**Short task**
In the page extract on voice and graphical interfaces, which spoken phrases make Google Assistant respond?

**Page extract**
## begin
User Experience (UX) is the overall experience of an interface product such as a website, application, and more in terms of how aesthetically pleasing it is or how easy it is to navigate for users. Together VUI and GUI play a large role in UX design because they assemble a product for consumers. 

Voice User Interface

As explained earlier, Voice User Interface (VUI) enables users to interact with a device or application using spoken voice commands. VUIs give users complete control of technology hands free, often times without even having to look at the device. 

Graphical User Interface (GUI)

Graphical User Interface (GUI) is graphical layout and design of a device. For example, the screen display and apps on a smartphone or computer is a graphical user interface. GUI can be used to display visuals for VUI, such as a graphic of sound waves when a voice assistant on a smartphone responds to its user. Another real life example can be how Google and Apple Siri use VUI and GUI together.

Apple Siri VUI & GUI

Apple Siri responds to “Hey Siri” using VUI or by pressing down on the home button of the Apple device. Users will know that Siri is active when Siri says “What can I help you with?” through its speaker or on the screen using GUI. While a user speaks to Siri, colorful representational wavelengths move to the sound of speech. This also shows users that Siri is actively listening and processing their question. When a user is quiet, Siri will prompt “Go ahead, I’m listening…” If a user still does not respond, then it will display on the screen “Some things you can ask me:” with a few examples of what it can do, such as calling, face timing, emailing, and more.

This GUI feature is specifically catered to people who are new to Siri and are unsure on what to do. The Apple device will also display what the user has asked and Siri’s response on the screen to show what is being understood from the interaction. Other features that Apple Siri has is the customization of Siri’s gender, accent, and language. 

Google Assistant VUI & GUI

Google Assistant responds to users when it hears “OK Google” or “Hey Google.” At the bottom of the screen, colorful dots will display to let the user know that Google Assistant has been activated and ready to listen. While it waits for the user to ask a question, the dots will move in a wave formation to represent wavelengths until it gets speech. Once a user starts speaking, the dots will transform into bars and move into a wave formation to the sound of speech to let users know it is processing information. Another GUI feature that Google Assistant has is that it will display what the user has asked and Google’s responses. Like Apple Siri, this display is another way of showing users what is being understood by the interaction. Google Assistant is also customizable in language and accent.

VUI vs Voice AI

The term Voice Artificial intelligence (AI) is used with VUI very commonly. Both terms usually get confused to mean the same thing since they are closely connected. VUI is all about the voice user experience on a device. Voice AI is the term for speech recognition technologies. The technologies fall under the Voice AI umbrella and are Automatic Speech Recognition, Name Entity Recognition, and Speech Synthesis. 

Different VUI approaches

Voice command devices also known as voice assistants use VUI and can be auditory, tactile, or visual. Devices can also range from a small sized speaker or to a blue light that blinks in a car’s stereo when it hears a command. More common examples of a voice command device are iPhone Siri, Alexa, and Google Home. These voice assistants are made to help people in daily tasks. There are also device genres for what the VUI is used for. This influences how the interaction between the user and device is set up.

VUI Device Genres

  • Smartphones
  • Wearables
    • Smart wrist watches
  • Stationary Connected Devices 
    • Desktop computers
    • Sound System
    • Smart TV
  • Non-Stationary Computing Devices
    • Laptops
    • Speakers
  • Internet of Things (IoT)
## end
**Entries**
## begin
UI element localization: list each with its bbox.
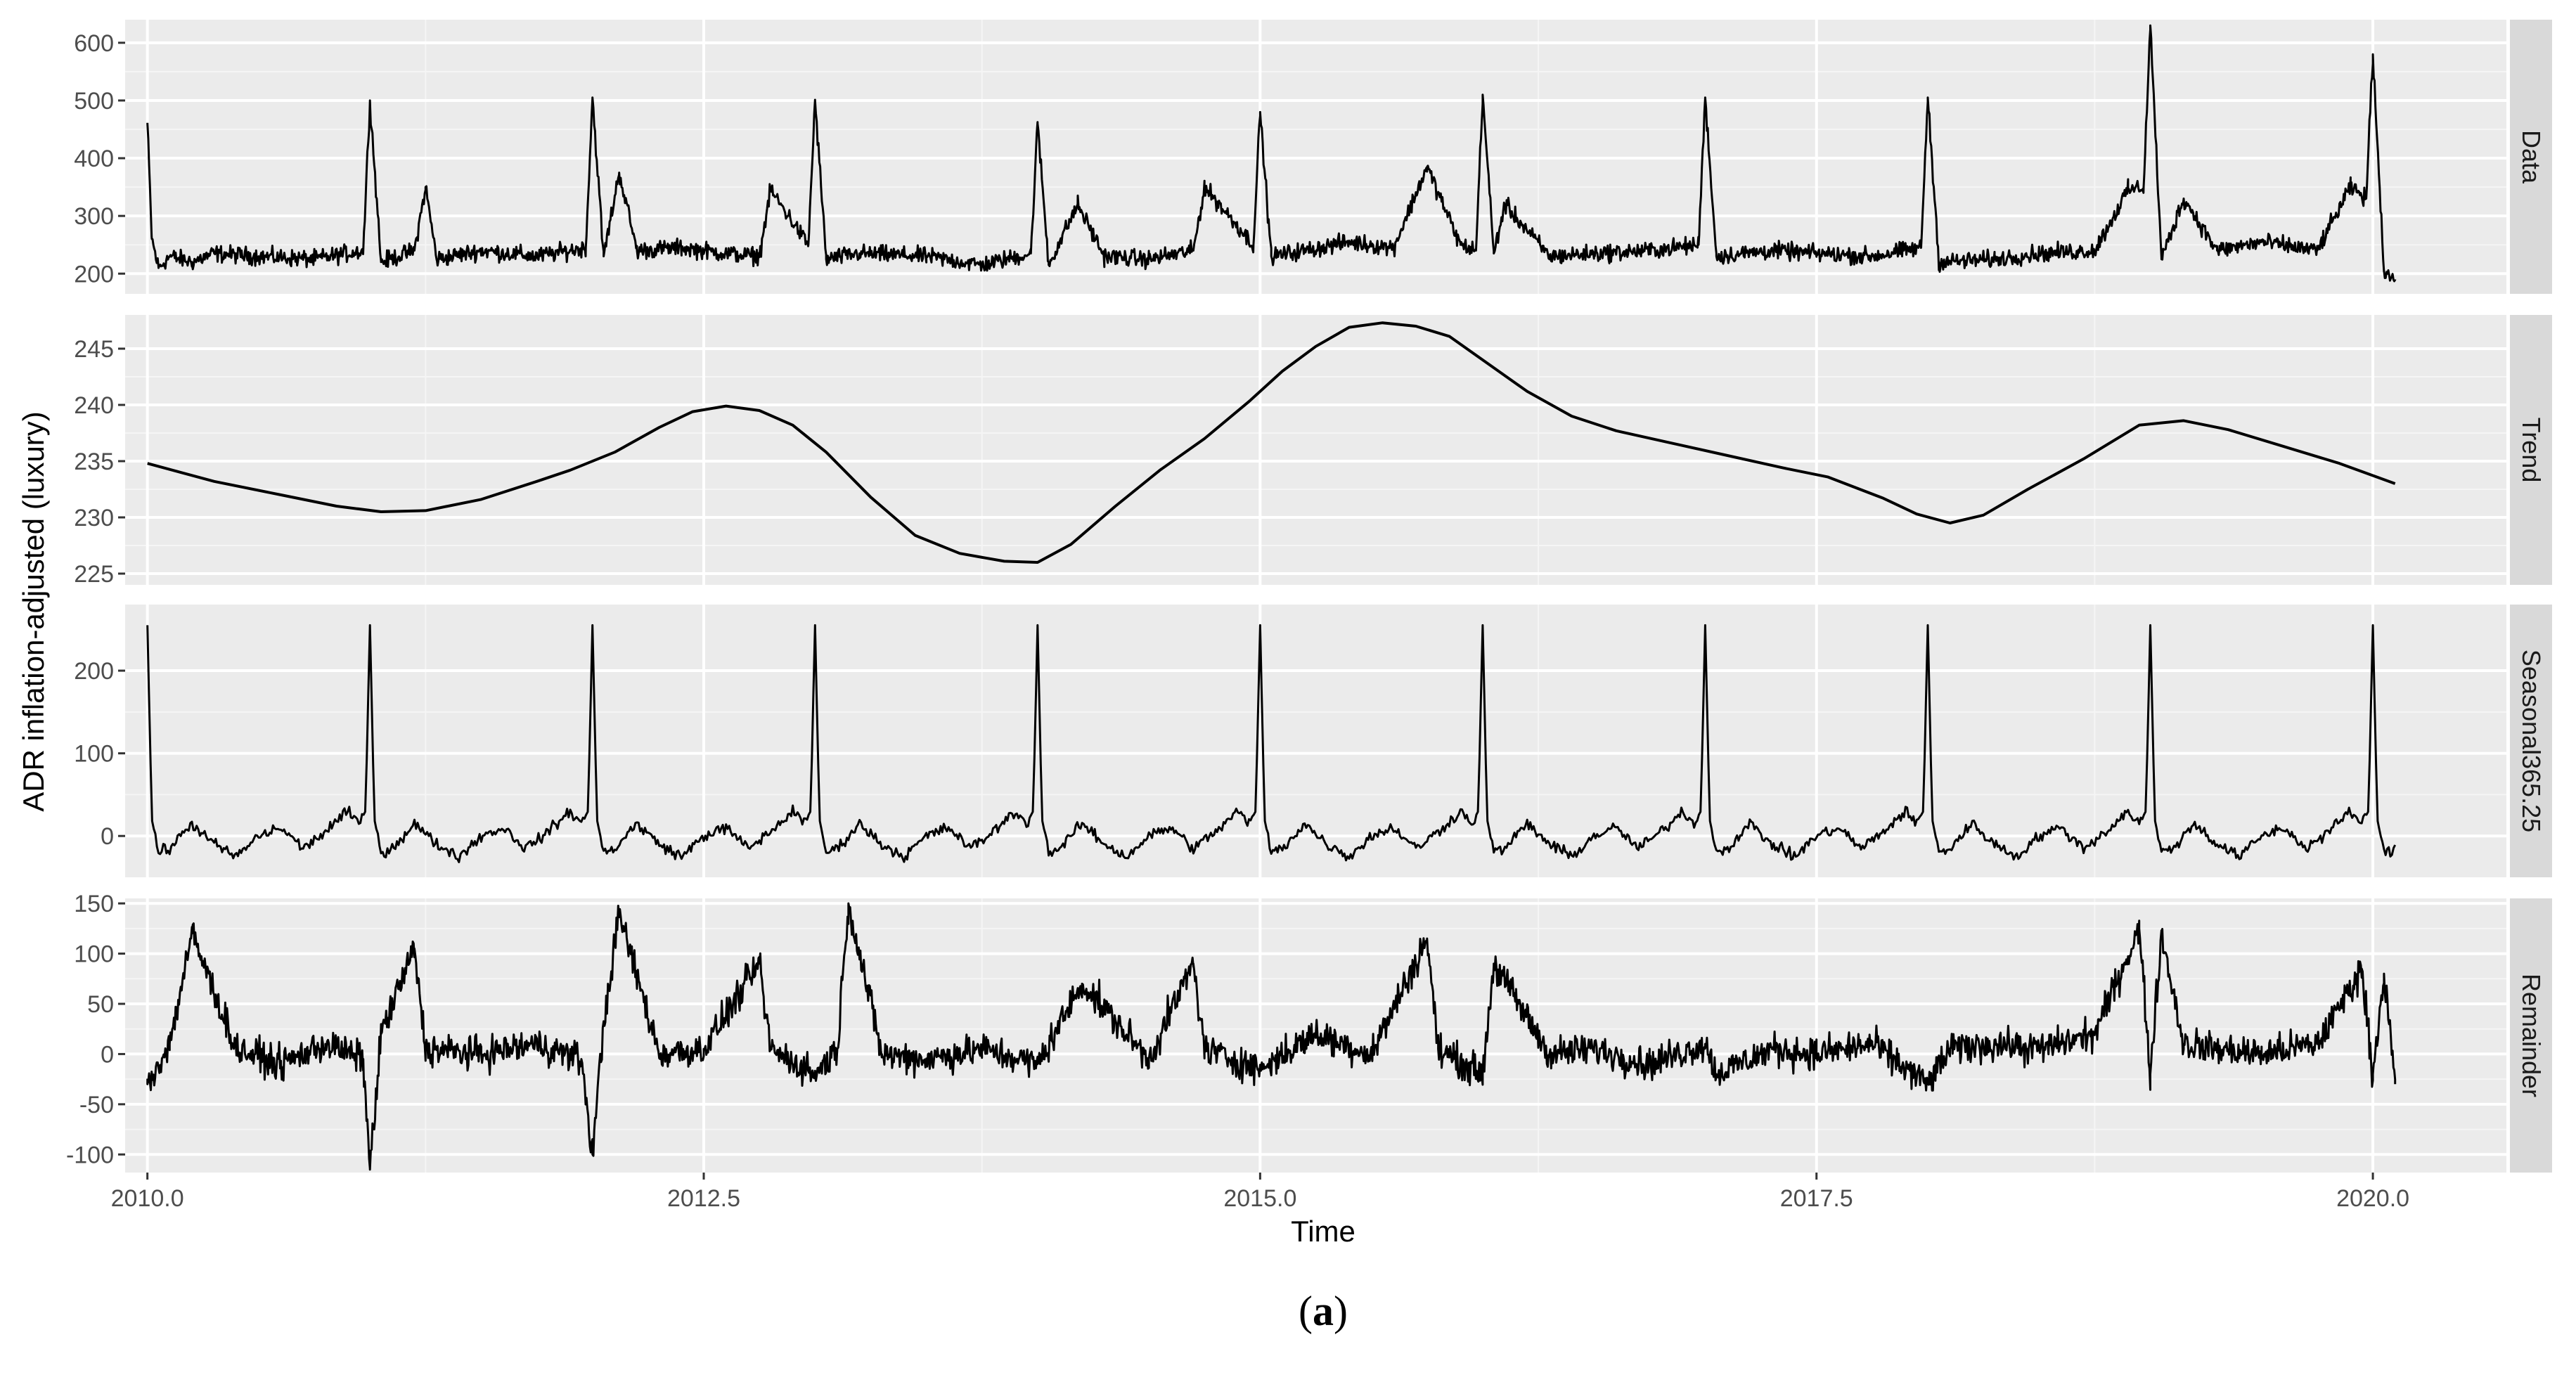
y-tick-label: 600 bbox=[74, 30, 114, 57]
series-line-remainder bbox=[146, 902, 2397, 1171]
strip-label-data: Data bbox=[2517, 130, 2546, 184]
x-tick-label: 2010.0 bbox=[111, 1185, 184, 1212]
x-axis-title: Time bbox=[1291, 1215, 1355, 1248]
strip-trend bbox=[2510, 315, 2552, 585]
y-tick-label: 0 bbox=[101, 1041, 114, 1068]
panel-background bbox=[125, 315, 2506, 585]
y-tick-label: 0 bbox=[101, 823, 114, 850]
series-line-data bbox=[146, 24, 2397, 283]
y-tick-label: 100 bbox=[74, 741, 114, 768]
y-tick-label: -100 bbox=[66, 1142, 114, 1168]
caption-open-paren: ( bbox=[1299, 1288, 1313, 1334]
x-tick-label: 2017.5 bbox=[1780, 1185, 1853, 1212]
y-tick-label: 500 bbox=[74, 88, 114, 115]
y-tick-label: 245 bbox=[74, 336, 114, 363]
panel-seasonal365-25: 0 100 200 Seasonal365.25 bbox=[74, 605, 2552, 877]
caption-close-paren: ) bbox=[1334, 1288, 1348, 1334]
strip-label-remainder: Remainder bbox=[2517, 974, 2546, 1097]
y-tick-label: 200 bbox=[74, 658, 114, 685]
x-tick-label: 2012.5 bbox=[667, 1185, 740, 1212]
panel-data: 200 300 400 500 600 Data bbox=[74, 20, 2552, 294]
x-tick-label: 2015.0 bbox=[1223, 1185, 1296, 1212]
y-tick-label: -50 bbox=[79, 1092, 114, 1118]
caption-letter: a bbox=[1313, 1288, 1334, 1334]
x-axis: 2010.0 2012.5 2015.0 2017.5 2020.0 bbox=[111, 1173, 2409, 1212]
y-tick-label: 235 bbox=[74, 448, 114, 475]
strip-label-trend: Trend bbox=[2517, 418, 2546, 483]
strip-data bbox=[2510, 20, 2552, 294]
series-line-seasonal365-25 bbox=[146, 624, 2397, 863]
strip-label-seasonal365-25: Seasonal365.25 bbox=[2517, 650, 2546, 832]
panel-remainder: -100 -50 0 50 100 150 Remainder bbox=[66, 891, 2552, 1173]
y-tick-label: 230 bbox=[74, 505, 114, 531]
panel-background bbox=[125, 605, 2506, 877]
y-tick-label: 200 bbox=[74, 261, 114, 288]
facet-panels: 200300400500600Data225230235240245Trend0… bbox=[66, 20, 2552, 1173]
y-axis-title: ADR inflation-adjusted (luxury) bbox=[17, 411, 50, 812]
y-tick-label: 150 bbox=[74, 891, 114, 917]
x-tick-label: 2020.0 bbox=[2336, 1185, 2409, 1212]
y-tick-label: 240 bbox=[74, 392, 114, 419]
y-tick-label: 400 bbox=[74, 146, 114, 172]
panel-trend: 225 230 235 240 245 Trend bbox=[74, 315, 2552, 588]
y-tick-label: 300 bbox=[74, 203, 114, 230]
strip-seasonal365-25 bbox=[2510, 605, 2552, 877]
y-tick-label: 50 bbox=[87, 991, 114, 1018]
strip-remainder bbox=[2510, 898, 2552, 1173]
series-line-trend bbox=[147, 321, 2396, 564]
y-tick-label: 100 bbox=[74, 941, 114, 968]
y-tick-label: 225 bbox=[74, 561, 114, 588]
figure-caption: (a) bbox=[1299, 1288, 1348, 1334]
## end
**Reply to the exercise**
"OK Google" or "Hey Google."